>> start Dataset records
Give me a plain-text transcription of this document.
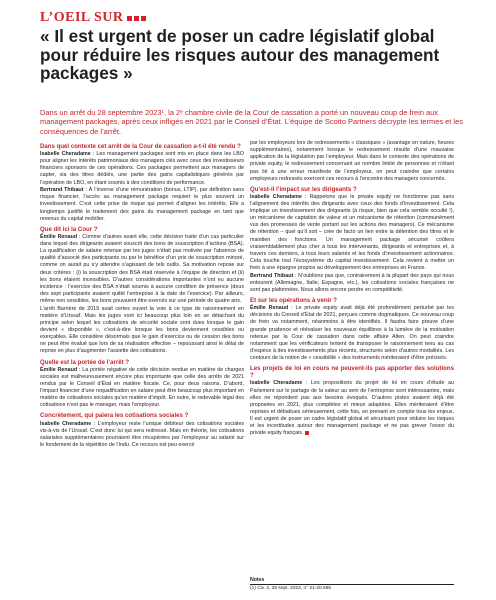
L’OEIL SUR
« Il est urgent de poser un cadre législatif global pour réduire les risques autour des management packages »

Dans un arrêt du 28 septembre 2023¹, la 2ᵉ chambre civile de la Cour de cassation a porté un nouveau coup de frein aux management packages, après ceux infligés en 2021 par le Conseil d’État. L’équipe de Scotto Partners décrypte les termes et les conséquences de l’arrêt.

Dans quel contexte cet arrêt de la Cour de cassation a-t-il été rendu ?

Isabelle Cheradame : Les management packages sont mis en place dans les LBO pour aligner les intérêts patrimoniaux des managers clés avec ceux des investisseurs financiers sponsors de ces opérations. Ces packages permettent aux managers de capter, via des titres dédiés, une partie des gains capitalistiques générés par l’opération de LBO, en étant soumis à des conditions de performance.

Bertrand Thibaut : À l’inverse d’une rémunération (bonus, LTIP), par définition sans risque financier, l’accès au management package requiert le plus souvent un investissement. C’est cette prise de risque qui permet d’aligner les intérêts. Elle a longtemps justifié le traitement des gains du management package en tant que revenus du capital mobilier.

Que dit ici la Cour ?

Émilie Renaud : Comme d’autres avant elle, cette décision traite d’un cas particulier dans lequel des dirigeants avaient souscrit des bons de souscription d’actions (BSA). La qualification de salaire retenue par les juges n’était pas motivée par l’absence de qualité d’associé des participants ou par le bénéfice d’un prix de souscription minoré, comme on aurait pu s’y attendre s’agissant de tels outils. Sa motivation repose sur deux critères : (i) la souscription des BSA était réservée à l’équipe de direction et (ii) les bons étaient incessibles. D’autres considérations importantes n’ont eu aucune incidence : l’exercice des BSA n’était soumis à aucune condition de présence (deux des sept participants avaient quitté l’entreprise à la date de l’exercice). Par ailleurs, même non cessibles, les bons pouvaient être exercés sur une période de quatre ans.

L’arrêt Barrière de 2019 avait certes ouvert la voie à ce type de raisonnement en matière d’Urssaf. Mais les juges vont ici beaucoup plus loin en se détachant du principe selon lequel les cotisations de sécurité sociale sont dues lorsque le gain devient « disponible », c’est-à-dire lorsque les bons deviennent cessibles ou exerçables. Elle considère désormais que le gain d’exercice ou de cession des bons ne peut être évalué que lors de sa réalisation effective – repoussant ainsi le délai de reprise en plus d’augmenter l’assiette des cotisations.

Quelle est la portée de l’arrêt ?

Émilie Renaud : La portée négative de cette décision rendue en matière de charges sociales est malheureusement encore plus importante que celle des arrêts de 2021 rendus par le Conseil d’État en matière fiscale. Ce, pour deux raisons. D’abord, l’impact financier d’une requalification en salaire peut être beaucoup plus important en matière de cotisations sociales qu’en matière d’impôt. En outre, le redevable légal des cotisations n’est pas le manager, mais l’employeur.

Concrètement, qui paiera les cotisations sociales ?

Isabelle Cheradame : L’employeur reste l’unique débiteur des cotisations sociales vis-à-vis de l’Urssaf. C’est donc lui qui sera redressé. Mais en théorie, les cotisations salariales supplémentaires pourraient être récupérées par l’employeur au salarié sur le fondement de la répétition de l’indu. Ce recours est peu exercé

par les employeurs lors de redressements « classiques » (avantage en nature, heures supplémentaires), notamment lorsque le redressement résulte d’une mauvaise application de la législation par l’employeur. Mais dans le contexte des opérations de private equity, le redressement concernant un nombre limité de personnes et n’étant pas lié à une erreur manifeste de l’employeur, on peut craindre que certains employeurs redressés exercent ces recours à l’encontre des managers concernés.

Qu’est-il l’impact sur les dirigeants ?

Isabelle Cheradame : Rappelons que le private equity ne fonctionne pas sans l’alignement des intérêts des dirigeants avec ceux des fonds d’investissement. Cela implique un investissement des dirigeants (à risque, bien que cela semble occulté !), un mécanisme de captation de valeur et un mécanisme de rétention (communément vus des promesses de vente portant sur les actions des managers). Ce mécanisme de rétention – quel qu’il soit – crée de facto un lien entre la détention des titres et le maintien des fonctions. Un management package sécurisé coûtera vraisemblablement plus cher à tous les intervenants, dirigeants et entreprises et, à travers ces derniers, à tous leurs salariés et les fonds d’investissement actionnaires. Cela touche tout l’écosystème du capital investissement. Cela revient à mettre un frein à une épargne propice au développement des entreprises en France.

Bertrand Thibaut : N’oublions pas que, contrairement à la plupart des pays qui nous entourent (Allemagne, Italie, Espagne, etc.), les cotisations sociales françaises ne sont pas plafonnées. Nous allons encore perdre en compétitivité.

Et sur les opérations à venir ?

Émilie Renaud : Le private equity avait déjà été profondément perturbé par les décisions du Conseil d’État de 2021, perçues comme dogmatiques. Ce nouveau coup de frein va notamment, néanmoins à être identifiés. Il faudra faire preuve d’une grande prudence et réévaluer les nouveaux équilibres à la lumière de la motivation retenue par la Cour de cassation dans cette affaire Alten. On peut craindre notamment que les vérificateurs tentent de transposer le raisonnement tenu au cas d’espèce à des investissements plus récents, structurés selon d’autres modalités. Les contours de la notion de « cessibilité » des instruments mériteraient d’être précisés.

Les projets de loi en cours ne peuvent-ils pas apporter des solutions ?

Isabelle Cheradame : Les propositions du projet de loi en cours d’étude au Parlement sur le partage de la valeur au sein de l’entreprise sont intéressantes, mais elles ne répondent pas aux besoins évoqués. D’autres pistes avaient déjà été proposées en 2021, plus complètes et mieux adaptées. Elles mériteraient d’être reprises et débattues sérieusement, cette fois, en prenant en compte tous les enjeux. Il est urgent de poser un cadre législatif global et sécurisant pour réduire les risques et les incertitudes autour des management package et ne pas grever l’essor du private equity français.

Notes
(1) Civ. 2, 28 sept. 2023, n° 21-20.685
>> end Dataset records
*Task directions*: Retype all of the entries exactly as written, leaving out any images.

*Written response*:
Give me a plain-text transcription of this document.
L’OEIL SUR
« Il est urgent de poser un cadre législatif global pour réduire les risques autour des management packages »

Dans un arrêt du 28 septembre 2023¹, la 2ᵉ chambre civile de la Cour de cassation a porté un nouveau coup de frein aux management packages, après ceux infligés en 2021 par le Conseil d’État. L’équipe de Scotto Partners décrypte les termes et les conséquences de l’arrêt.

Dans quel contexte cet arrêt de la Cour de cassation a-t-il été rendu ?

Isabelle Cheradame : Les management packages sont mis en place dans les LBO pour aligner les intérêts patrimoniaux des managers clés avec ceux des investisseurs financiers sponsors de ces opérations. Ces packages permettent aux managers de capter, via des titres dédiés, une partie des gains capitalistiques générés par l’opération de LBO, en étant soumis à des conditions de performance.

Bertrand Thibaut : À l’inverse d’une rémunération (bonus, LTIP), par définition sans risque financier, l’accès au management package requiert le plus souvent un investissement. C’est cette prise de risque qui permet d’aligner les intérêts. Elle a longtemps justifié le traitement des gains du management package en tant que revenus du capital mobilier.

Que dit ici la Cour ?

Émilie Renaud : Comme d’autres avant elle, cette décision traite d’un cas particulier dans lequel des dirigeants avaient souscrit des bons de souscription d’actions (BSA). La qualification de salaire retenue par les juges n’était pas motivée par l’absence de qualité d’associé des participants ou par le bénéfice d’un prix de souscription minoré, comme on aurait pu s’y attendre s’agissant de tels outils. Sa motivation repose sur deux critères : (i) la souscription des BSA était réservée à l’équipe de direction et (ii) les bons étaient incessibles. D’autres considérations importantes n’ont eu aucune incidence : l’exercice des BSA n’était soumis à aucune condition de présence (deux des sept participants avaient quitté l’entreprise à la date de l’exercice). Par ailleurs, même non cessibles, les bons pouvaient être exercés sur une période de quatre ans.

L’arrêt Barrière de 2019 avait certes ouvert la voie à ce type de raisonnement en matière d’Urssaf. Mais les juges vont ici beaucoup plus loin en se détachant du principe selon lequel les cotisations de sécurité sociale sont dues lorsque le gain devient « disponible », c’est-à-dire lorsque les bons deviennent cessibles ou exerçables. Elle considère désormais que le gain d’exercice ou de cession des bons ne peut être évalué que lors de sa réalisation effective – repoussant ainsi le délai de reprise en plus d’augmenter l’assiette des cotisations.

Quelle est la portée de l’arrêt ?

Émilie Renaud : La portée négative de cette décision rendue en matière de charges sociales est malheureusement encore plus importante que celle des arrêts de 2021 rendus par le Conseil d’État en matière fiscale. Ce, pour deux raisons. D’abord, l’impact financier d’une requalification en salaire peut être beaucoup plus important en matière de cotisations sociales qu’en matière d’impôt. En outre, le redevable légal des cotisations n’est pas le manager, mais l’employeur.

Concrètement, qui paiera les cotisations sociales ?

Isabelle Cheradame : L’employeur reste l’unique débiteur des cotisations sociales vis-à-vis de l’Urssaf. C’est donc lui qui sera redressé. Mais en théorie, les cotisations salariales supplémentaires pourraient être récupérées par l’employeur au salarié sur le fondement de la répétition de l’indu. Ce recours est peu exercé

par les employeurs lors de redressements « classiques » (avantage en nature, heures supplémentaires), notamment lorsque le redressement résulte d’une mauvaise application de la législation par l’employeur. Mais dans le contexte des opérations de private equity, le redressement concernant un nombre limité de personnes et n’étant pas lié à une erreur manifeste de l’employeur, on peut craindre que certains employeurs redressés exercent ces recours à l’encontre des managers concernés.

Qu’est-il l’impact sur les dirigeants ?

Isabelle Cheradame : Rappelons que le private equity ne fonctionne pas sans l’alignement des intérêts des dirigeants avec ceux des fonds d’investissement. Cela implique un investissement des dirigeants (à risque, bien que cela semble occulté !), un mécanisme de captation de valeur et un mécanisme de rétention (communément vus des promesses de vente portant sur les actions des managers). Ce mécanisme de rétention – quel qu’il soit – crée de facto un lien entre la détention des titres et le maintien des fonctions. Un management package sécurisé coûtera vraisemblablement plus cher à tous les intervenants, dirigeants et entreprises et, à travers ces derniers, à tous leurs salariés et les fonds d’investissement actionnaires. Cela touche tout l’écosystème du capital investissement. Cela revient à mettre un frein à une épargne propice au développement des entreprises en France.

Bertrand Thibaut : N’oublions pas que, contrairement à la plupart des pays qui nous entourent (Allemagne, Italie, Espagne, etc.), les cotisations sociales françaises ne sont pas plafonnées. Nous allons encore perdre en compétitivité.

Et sur les opérations à venir ?

Émilie Renaud : Le private equity avait déjà été profondément perturbé par les décisions du Conseil d’État de 2021, perçues comme dogmatiques. Ce nouveau coup de frein va notamment, néanmoins à être identifiés. Il faudra faire preuve d’une grande prudence et réévaluer les nouveaux équilibres à la lumière de la motivation retenue par la Cour de cassation dans cette affaire Alten. On peut craindre notamment que les vérificateurs tentent de transposer le raisonnement tenu au cas d’espèce à des investissements plus récents, structurés selon d’autres modalités. Les contours de la notion de « cessibilité » des instruments mériteraient d’être précisés.

Les projets de loi en cours ne peuvent-ils pas apporter des solutions ?

Isabelle Cheradame : Les propositions du projet de loi en cours d’étude au Parlement sur le partage de la valeur au sein de l’entreprise sont intéressantes, mais elles ne répondent pas aux besoins évoqués. D’autres pistes avaient déjà été proposées en 2021, plus complètes et mieux adaptées. Elles mériteraient d’être reprises et débattues sérieusement, cette fois, en prenant en compte tous les enjeux. Il est urgent de poser un cadre législatif global et sécurisant pour réduire les risques et les incertitudes autour des management package et ne pas grever l’essor du private equity français.

Notes
(1) Civ. 2, 28 sept. 2023, n° 21-20.685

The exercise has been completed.